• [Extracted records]
++++++++++++++++++++

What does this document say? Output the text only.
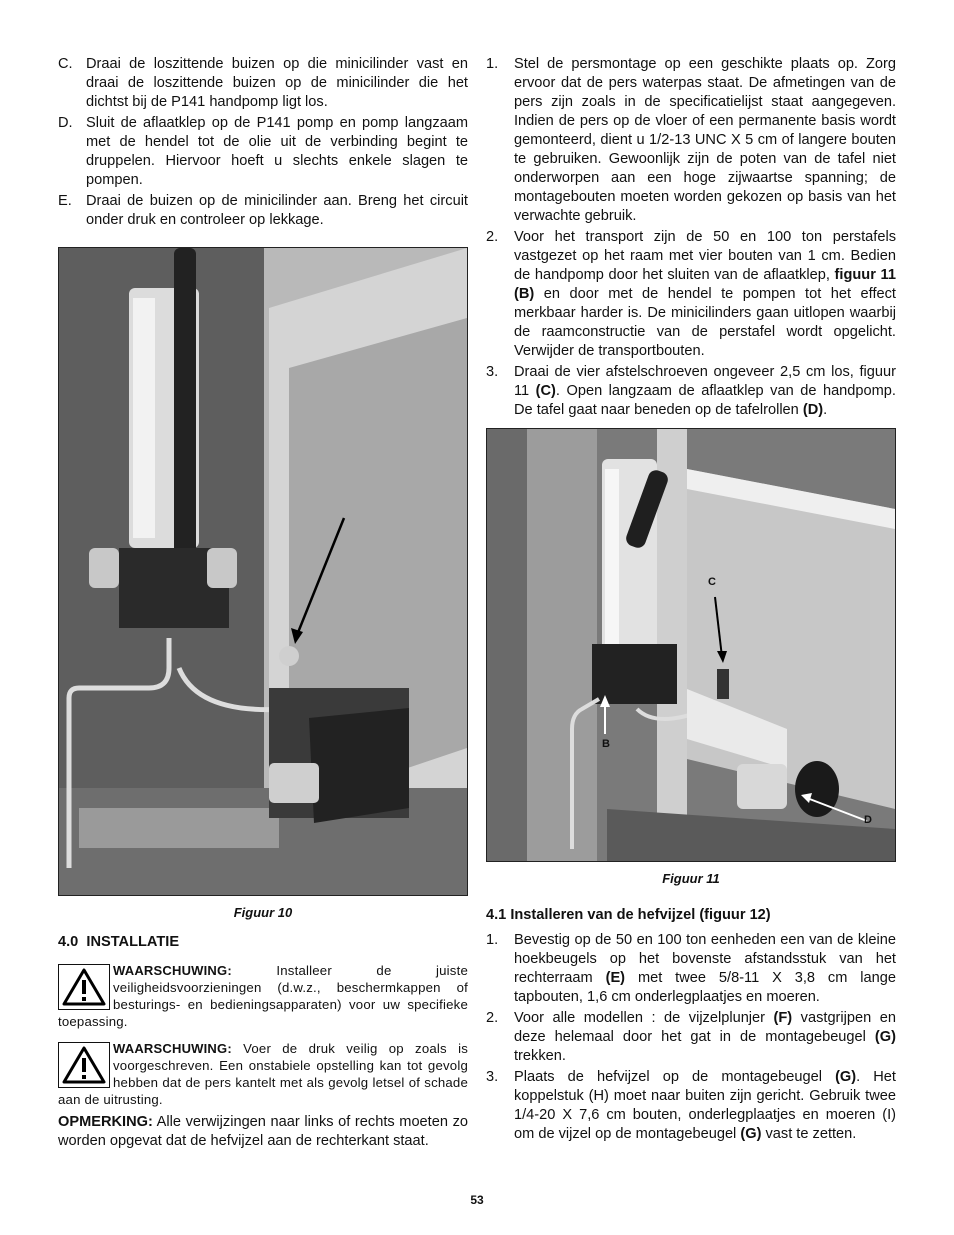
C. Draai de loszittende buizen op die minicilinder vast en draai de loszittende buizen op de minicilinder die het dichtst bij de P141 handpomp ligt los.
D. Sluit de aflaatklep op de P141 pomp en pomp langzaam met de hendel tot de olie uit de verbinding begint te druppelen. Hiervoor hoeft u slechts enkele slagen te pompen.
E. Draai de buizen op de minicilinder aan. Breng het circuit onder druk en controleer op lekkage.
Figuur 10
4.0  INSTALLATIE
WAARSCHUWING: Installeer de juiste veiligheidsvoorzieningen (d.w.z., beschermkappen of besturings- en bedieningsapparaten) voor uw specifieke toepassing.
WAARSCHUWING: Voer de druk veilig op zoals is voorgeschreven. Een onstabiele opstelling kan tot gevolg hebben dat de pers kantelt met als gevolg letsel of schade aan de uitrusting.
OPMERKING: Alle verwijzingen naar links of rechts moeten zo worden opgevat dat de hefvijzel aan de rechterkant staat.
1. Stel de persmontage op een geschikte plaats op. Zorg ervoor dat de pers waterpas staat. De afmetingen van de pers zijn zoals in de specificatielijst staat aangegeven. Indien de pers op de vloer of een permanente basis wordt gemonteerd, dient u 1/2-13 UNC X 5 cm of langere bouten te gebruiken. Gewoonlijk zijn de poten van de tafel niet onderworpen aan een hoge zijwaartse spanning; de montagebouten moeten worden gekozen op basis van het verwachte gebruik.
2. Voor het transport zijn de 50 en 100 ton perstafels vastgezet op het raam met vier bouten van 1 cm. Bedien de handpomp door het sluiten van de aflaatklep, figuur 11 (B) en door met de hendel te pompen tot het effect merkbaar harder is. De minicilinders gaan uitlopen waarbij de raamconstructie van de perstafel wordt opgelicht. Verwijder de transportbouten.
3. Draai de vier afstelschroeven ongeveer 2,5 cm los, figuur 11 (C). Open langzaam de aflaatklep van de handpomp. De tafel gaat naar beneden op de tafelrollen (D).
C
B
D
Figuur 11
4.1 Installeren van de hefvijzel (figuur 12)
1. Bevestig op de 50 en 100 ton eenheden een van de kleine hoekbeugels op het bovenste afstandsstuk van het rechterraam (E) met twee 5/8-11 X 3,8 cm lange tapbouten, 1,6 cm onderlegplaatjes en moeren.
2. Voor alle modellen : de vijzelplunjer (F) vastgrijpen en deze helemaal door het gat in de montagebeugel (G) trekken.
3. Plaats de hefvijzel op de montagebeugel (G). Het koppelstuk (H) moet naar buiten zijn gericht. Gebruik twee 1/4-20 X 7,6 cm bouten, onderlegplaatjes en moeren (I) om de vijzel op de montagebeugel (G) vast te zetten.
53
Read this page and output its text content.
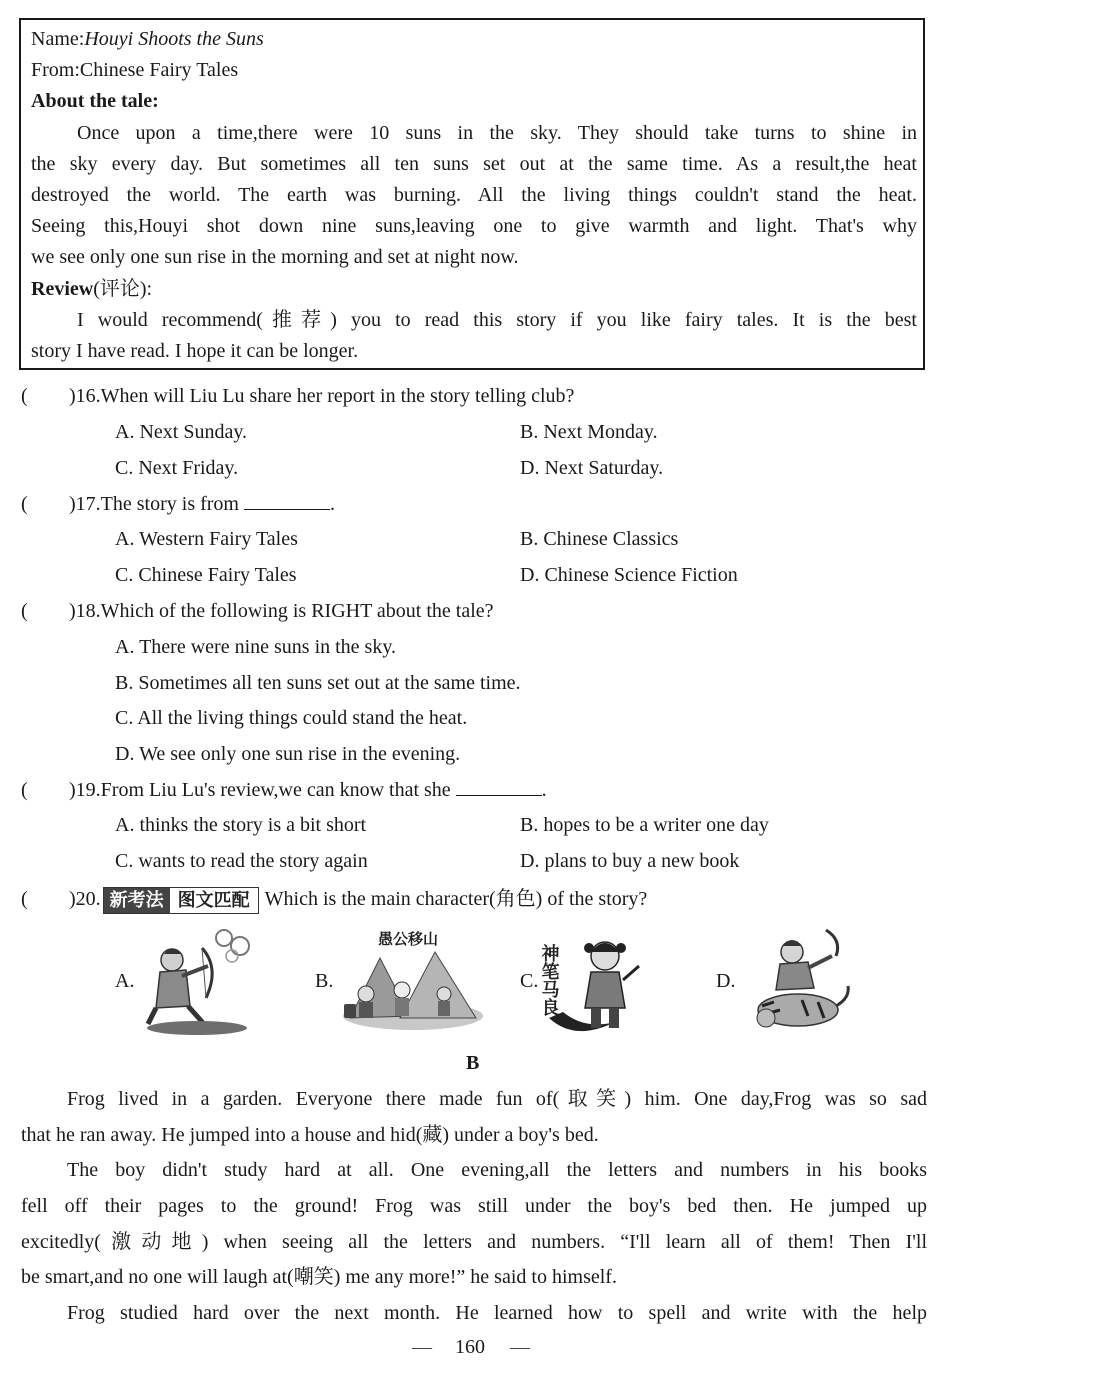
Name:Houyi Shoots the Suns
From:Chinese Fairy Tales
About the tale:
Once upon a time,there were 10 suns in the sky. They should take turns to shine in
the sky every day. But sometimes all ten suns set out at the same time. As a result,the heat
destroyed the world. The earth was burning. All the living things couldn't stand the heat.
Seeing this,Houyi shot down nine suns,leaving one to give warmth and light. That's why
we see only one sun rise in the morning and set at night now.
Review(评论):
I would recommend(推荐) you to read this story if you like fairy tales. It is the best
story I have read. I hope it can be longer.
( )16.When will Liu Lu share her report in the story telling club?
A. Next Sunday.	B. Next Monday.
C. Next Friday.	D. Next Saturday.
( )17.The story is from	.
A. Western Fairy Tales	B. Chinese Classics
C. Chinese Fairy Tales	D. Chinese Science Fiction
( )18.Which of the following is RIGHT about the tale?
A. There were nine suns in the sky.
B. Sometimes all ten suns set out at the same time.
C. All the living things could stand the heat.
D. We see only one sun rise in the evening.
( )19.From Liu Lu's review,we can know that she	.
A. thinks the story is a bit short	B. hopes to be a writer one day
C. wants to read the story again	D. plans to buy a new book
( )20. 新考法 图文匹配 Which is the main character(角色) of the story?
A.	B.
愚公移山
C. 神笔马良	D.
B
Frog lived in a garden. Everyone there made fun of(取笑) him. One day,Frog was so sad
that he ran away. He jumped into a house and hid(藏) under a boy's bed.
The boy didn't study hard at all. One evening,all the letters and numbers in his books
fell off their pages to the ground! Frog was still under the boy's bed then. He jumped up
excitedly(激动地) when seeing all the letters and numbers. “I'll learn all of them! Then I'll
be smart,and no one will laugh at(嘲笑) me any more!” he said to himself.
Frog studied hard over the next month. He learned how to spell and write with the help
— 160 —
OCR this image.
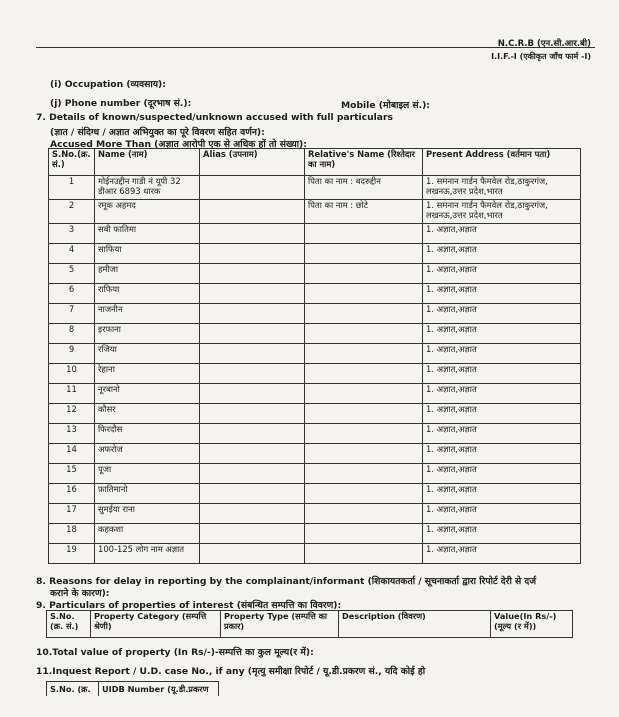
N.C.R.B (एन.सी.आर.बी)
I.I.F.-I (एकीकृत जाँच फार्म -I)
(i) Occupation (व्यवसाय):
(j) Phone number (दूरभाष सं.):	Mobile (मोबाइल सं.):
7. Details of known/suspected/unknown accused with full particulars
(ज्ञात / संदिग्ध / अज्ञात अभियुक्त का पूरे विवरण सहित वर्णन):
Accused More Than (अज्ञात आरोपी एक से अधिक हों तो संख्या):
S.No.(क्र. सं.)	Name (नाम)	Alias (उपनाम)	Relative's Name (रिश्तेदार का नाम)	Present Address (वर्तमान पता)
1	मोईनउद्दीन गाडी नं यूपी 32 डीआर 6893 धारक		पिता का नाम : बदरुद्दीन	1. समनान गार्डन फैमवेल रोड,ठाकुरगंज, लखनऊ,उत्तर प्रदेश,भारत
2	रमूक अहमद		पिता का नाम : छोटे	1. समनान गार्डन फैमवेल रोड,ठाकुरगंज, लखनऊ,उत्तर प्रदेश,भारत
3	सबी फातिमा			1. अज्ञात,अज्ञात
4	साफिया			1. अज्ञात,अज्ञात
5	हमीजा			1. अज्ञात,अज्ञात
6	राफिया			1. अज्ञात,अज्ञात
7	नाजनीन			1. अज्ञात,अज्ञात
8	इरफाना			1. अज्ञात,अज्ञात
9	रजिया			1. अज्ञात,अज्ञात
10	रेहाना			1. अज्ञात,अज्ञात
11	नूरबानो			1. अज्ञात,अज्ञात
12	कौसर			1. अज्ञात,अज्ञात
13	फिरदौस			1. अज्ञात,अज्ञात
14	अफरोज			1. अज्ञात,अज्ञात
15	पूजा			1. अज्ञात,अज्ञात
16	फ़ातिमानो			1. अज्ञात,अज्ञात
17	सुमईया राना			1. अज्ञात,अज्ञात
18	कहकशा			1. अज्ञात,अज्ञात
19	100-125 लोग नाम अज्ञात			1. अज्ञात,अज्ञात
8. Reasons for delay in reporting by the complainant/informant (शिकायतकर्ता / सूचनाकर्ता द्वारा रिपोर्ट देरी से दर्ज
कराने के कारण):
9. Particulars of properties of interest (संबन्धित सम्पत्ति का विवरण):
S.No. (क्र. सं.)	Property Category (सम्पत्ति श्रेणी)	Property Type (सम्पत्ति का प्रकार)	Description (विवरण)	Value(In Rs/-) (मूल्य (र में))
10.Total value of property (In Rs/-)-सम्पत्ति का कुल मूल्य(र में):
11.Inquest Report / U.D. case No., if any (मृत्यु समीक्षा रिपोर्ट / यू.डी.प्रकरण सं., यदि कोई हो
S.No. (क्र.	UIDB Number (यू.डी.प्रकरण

++++++++++++++++++++

Omit all pictures while transcribing the entries verbatim.

• [Solution to this problem]
What does this document say? Output the text only.
C. Draai de loszittende buizen op die minicilinder vast en draai de loszittende buizen op de minicilinder die het dichtst bij de P141 handpomp ligt los.
D. Sluit de aflaatklep op de P141 pomp en pomp langzaam met de hendel tot de olie uit de verbinding begint te druppelen. Hiervoor hoeft u slechts enkele slagen te pompen.
E. Draai de buizen op de minicilinder aan. Breng het circuit onder druk en controleer op lekkage.
Figuur 10
4.0  INSTALLATIE
WAARSCHUWING: Installeer de juiste veiligheidsvoorzieningen (d.w.z., beschermkappen of besturings- en bedieningsapparaten) voor uw specifieke toepassing.
WAARSCHUWING: Voer de druk veilig op zoals is voorgeschreven. Een onstabiele opstelling kan tot gevolg hebben dat de pers kantelt met als gevolg letsel of schade aan de uitrusting.
OPMERKING: Alle verwijzingen naar links of rechts moeten zo worden opgevat dat de hefvijzel aan de rechterkant staat.
1. Stel de persmontage op een geschikte plaats op. Zorg ervoor dat de pers waterpas staat. De afmetingen van de pers zijn zoals in de specificatielijst staat aangegeven. Indien de pers op de vloer of een permanente basis wordt gemonteerd, dient u 1/2-13 UNC X 5 cm of langere bouten te gebruiken. Gewoonlijk zijn de poten van de tafel niet onderworpen aan een hoge zijwaartse spanning; de montagebouten moeten worden gekozen op basis van het verwachte gebruik.
2. Voor het transport zijn de 50 en 100 ton perstafels vastgezet op het raam met vier bouten van 1 cm. Bedien de handpomp door het sluiten van de aflaatklep, figuur 11 (B) en door met de hendel te pompen tot het effect merkbaar harder is. De minicilinders gaan uitlopen waarbij de raamconstructie van de perstafel wordt opgelicht. Verwijder de transportbouten.
3. Draai de vier afstelschroeven ongeveer 2,5 cm los, figuur 11 (C). Open langzaam de aflaatklep van de handpomp. De tafel gaat naar beneden op de tafelrollen (D).
C
B
D
Figuur 11
4.1 Installeren van de hefvijzel (figuur 12)
1. Bevestig op de 50 en 100 ton eenheden een van de kleine hoekbeugels op het bovenste afstandsstuk van het rechterraam (E) met twee 5/8-11 X 3,8 cm lange tapbouten, 1,6 cm onderlegplaatjes en moeren.
2. Voor alle modellen : de vijzelplunjer (F) vastgrijpen en deze helemaal door het gat in de montagebeugel (G) trekken.
3. Plaats de hefvijzel op de montagebeugel (G). Het koppelstuk (H) moet naar buiten zijn gericht. Gebruik twee 1/4-20 X 7,6 cm bouten, onderlegplaatjes en moeren (I) om de vijzel op de montagebeugel (G) vast te zetten.
53
Read this page and output its text content.
Name:Houyi Shoots the Suns
From:Chinese Fairy Tales
About the tale:
Once upon a time,there were 10 suns in the sky. They should take turns to shine in
the sky every day. But sometimes all ten suns set out at the same time. As a result,the heat
destroyed the world. The earth was burning. All the living things couldn't stand the heat.
Seeing this,Houyi shot down nine suns,leaving one to give warmth and light. That's why
we see only one sun rise in the morning and set at night now.
Review(评论):
I would recommend(推荐) you to read this story if you like fairy tales. It is the best
story I have read. I hope it can be longer.
( )16.When will Liu Lu share her report in the story telling club?
A. Next Sunday.	B. Next Monday.
C. Next Friday.	D. Next Saturday.
( )17.The story is from	.
A. Western Fairy Tales	B. Chinese Classics
C. Chinese Fairy Tales	D. Chinese Science Fiction
( )18.Which of the following is RIGHT about the tale?
A. There were nine suns in the sky.
B. Sometimes all ten suns set out at the same time.
C. All the living things could stand the heat.
D. We see only one sun rise in the evening.
( )19.From Liu Lu's review,we can know that she	.
A. thinks the story is a bit short	B. hopes to be a writer one day
C. wants to read the story again	D. plans to buy a new book
( )20. 新考法 图文匹配 Which is the main character(角色) of the story?
A.	B.
愚公移山
C. 神笔马良	D.
B
Frog lived in a garden. Everyone there made fun of(取笑) him. One day,Frog was so sad
that he ran away. He jumped into a house and hid(藏) under a boy's bed.
The boy didn't study hard at all. One evening,all the letters and numbers in his books
fell off their pages to the ground! Frog was still under the boy's bed then. He jumped up
excitedly(激动地) when seeing all the letters and numbers. “I'll learn all of them! Then I'll
be smart,and no one will laugh at(嘲笑) me any more!” he said to himself.
Frog studied hard over the next month. He learned how to spell and write with the help
— 160 —
OCR this image.
N.C.R.B (एन.सी.आर.बी)
I.I.F.-I (एकीकृत जाँच फार्म -I)
(i) Occupation (व्यवसाय):
(j) Phone number (दूरभाष सं.):	Mobile (मोबाइल सं.):
7. Details of known/suspected/unknown accused with full particulars
(ज्ञात / संदिग्ध / अज्ञात अभियुक्त का पूरे विवरण सहित वर्णन):
Accused More Than (अज्ञात आरोपी एक से अधिक हों तो संख्या):
S.No.(क्र. सं.)	Name (नाम)	Alias (उपनाम)	Relative's Name (रिश्तेदार का नाम)	Present Address (वर्तमान पता)
1	मोईनउद्दीन गाडी नं यूपी 32 डीआर 6893 धारक		पिता का नाम : बदरुद्दीन	1. समनान गार्डन फैमवेल रोड,ठाकुरगंज, लखनऊ,उत्तर प्रदेश,भारत
2	रमूक अहमद		पिता का नाम : छोटे	1. समनान गार्डन फैमवेल रोड,ठाकुरगंज, लखनऊ,उत्तर प्रदेश,भारत
3	सबी फातिमा			1. अज्ञात,अज्ञात
4	साफिया			1. अज्ञात,अज्ञात
5	हमीजा			1. अज्ञात,अज्ञात
6	राफिया			1. अज्ञात,अज्ञात
7	नाजनीन			1. अज्ञात,अज्ञात
8	इरफाना			1. अज्ञात,अज्ञात
9	रजिया			1. अज्ञात,अज्ञात
10	रेहाना			1. अज्ञात,अज्ञात
11	नूरबानो			1. अज्ञात,अज्ञात
12	कौसर			1. अज्ञात,अज्ञात
13	फिरदौस			1. अज्ञात,अज्ञात
14	अफरोज			1. अज्ञात,अज्ञात
15	पूजा			1. अज्ञात,अज्ञात
16	फ़ातिमानो			1. अज्ञात,अज्ञात
17	सुमईया राना			1. अज्ञात,अज्ञात
18	कहकशा			1. अज्ञात,अज्ञात
19	100-125 लोग नाम अज्ञात			1. अज्ञात,अज्ञात
8. Reasons for delay in reporting by the complainant/informant (शिकायतकर्ता / सूचनाकर्ता द्वारा रिपोर्ट देरी से दर्ज
कराने के कारण):
9. Particulars of properties of interest (संबन्धित सम्पत्ति का विवरण):
S.No. (क्र. सं.)	Property Category (सम्पत्ति श्रेणी)	Property Type (सम्पत्ति का प्रकार)	Description (विवरण)	Value(In Rs/-) (मूल्य (र में))
10.Total value of property (In Rs/-)-सम्पत्ति का कुल मूल्य(र में):
11.Inquest Report / U.D. case No., if any (मृत्यु समीक्षा रिपोर्ट / यू.डी.प्रकरण सं., यदि कोई हो
S.No. (क्र.	UIDB Number (यू.डी.प्रकरण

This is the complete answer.